--- Start ---

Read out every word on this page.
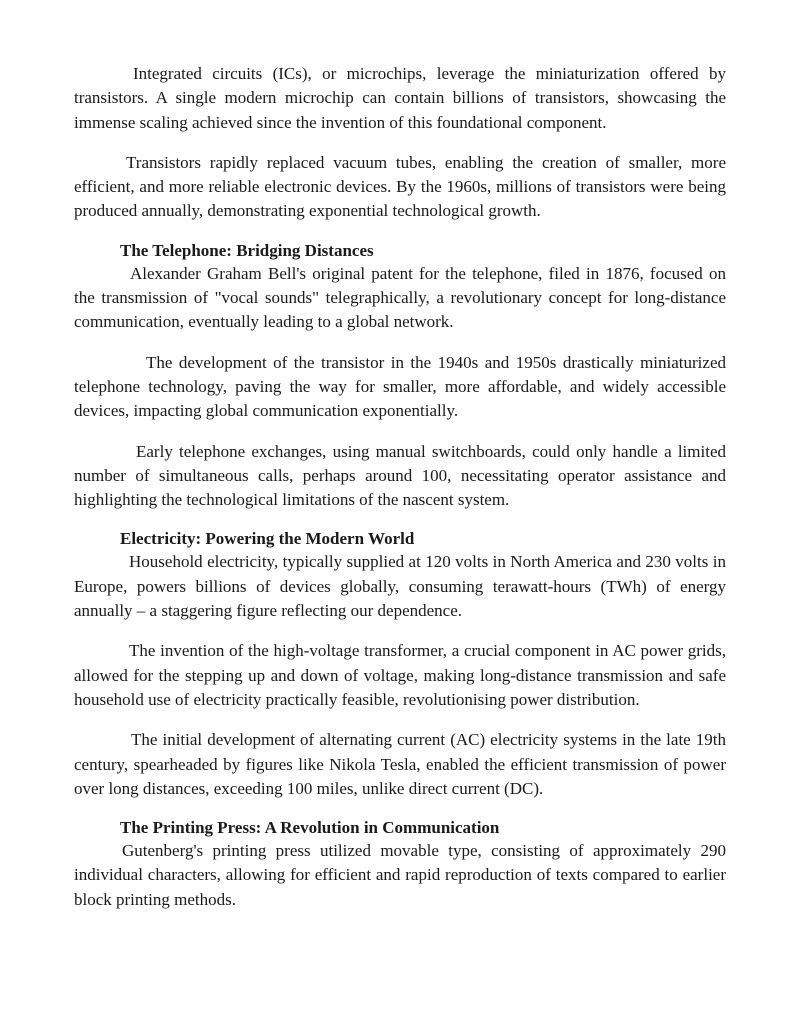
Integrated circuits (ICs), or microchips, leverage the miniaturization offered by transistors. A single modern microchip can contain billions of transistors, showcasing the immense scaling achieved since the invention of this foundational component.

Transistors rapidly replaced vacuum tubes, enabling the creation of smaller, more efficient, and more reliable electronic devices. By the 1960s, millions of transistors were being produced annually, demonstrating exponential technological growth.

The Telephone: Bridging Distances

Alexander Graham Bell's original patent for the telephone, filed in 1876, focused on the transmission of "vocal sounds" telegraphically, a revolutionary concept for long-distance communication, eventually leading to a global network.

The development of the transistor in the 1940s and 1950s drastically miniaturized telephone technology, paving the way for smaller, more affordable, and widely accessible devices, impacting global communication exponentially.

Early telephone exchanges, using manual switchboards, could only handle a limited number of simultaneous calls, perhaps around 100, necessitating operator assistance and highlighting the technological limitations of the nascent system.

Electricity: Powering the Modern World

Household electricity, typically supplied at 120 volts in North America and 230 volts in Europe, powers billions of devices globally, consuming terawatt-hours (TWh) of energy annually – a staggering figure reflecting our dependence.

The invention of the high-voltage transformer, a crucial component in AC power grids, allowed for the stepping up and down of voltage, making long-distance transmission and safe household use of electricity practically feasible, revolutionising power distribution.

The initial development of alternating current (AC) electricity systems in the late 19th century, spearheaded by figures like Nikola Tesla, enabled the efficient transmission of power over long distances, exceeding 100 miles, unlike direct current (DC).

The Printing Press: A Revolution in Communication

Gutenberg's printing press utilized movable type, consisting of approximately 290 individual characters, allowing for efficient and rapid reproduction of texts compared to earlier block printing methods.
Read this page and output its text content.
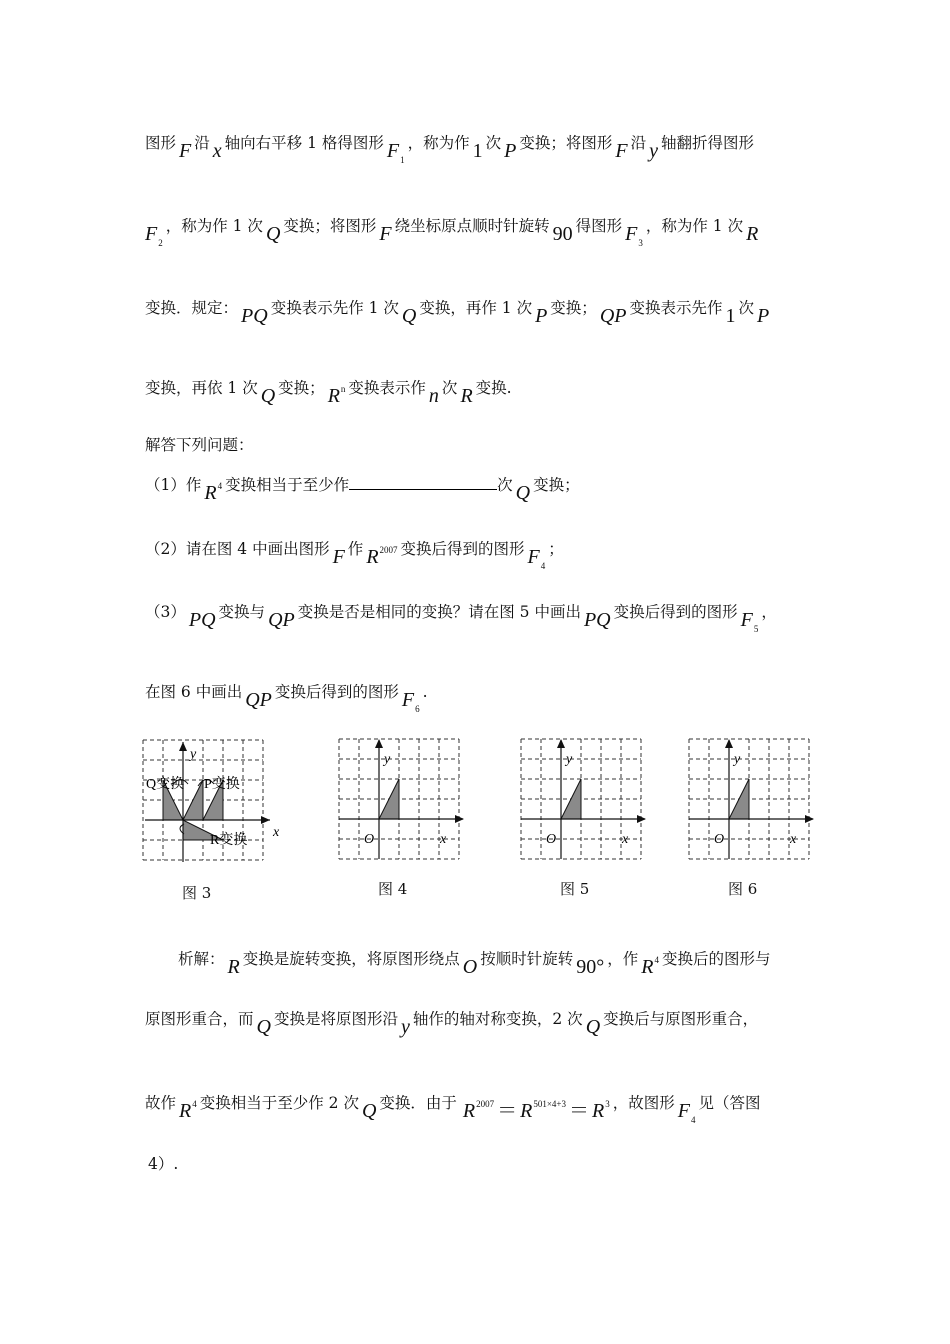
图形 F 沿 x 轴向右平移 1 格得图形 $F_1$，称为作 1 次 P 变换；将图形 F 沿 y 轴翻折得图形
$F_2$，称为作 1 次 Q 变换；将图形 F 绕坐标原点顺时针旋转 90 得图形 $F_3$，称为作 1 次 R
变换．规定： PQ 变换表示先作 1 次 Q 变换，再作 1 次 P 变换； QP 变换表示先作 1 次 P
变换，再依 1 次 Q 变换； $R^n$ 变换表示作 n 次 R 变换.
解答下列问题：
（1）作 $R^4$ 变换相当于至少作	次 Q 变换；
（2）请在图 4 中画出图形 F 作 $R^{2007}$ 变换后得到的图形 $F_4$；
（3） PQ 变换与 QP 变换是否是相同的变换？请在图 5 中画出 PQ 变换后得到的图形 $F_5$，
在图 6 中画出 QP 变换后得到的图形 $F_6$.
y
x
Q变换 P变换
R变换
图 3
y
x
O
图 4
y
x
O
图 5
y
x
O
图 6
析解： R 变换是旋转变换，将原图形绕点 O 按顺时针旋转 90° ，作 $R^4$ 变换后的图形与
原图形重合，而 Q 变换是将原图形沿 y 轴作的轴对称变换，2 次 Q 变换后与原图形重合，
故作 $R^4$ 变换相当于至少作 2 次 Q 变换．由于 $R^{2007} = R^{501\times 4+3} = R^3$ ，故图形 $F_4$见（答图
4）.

--- End ---
--- Start ---

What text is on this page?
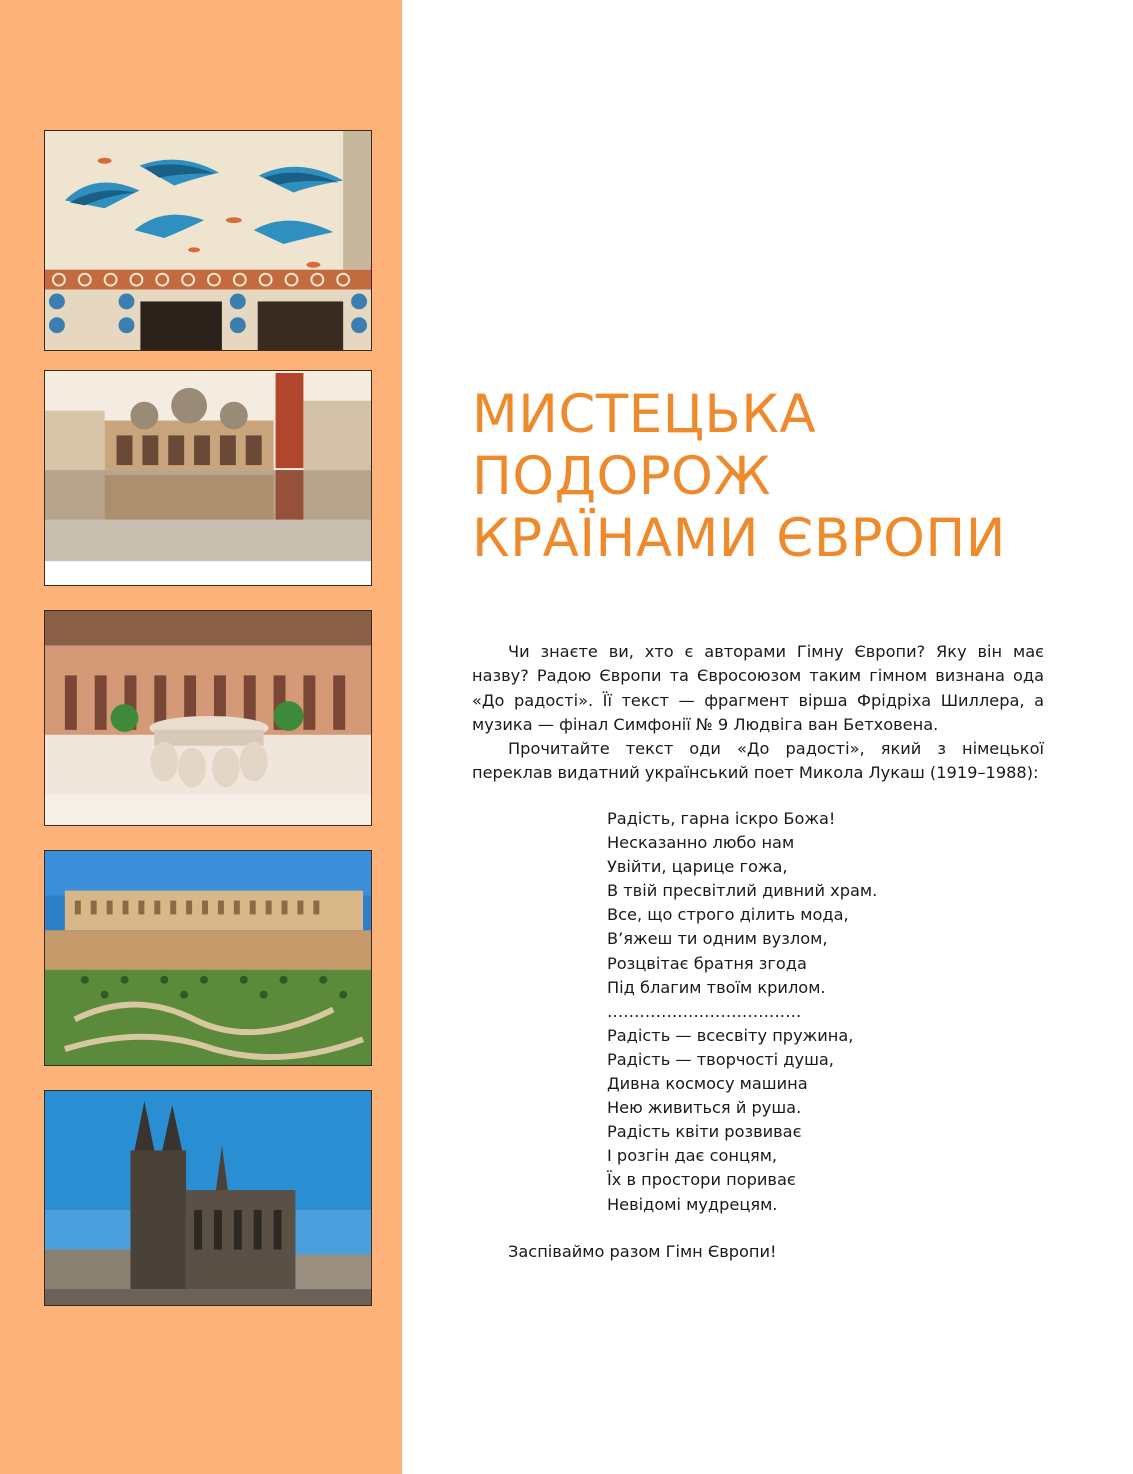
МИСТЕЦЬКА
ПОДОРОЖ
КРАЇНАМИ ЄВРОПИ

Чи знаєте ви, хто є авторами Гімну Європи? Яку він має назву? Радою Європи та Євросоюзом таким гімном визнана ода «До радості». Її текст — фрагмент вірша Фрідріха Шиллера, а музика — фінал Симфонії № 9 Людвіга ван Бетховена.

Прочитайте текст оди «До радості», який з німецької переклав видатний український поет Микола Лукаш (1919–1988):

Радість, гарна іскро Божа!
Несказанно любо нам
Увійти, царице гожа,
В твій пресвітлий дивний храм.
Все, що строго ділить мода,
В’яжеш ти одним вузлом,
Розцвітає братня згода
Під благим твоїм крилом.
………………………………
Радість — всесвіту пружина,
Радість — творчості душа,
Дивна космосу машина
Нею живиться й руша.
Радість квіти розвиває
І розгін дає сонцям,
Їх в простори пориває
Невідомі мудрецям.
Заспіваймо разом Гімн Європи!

--- End ---

**Work to be completed**. Find each line with the string "Радість" and copy it out.

**Result below**.
Радість, гарна іскро Божа!
Радість — всесвіту пружина,
Радість — творчості душа,
Радість квіти розвиває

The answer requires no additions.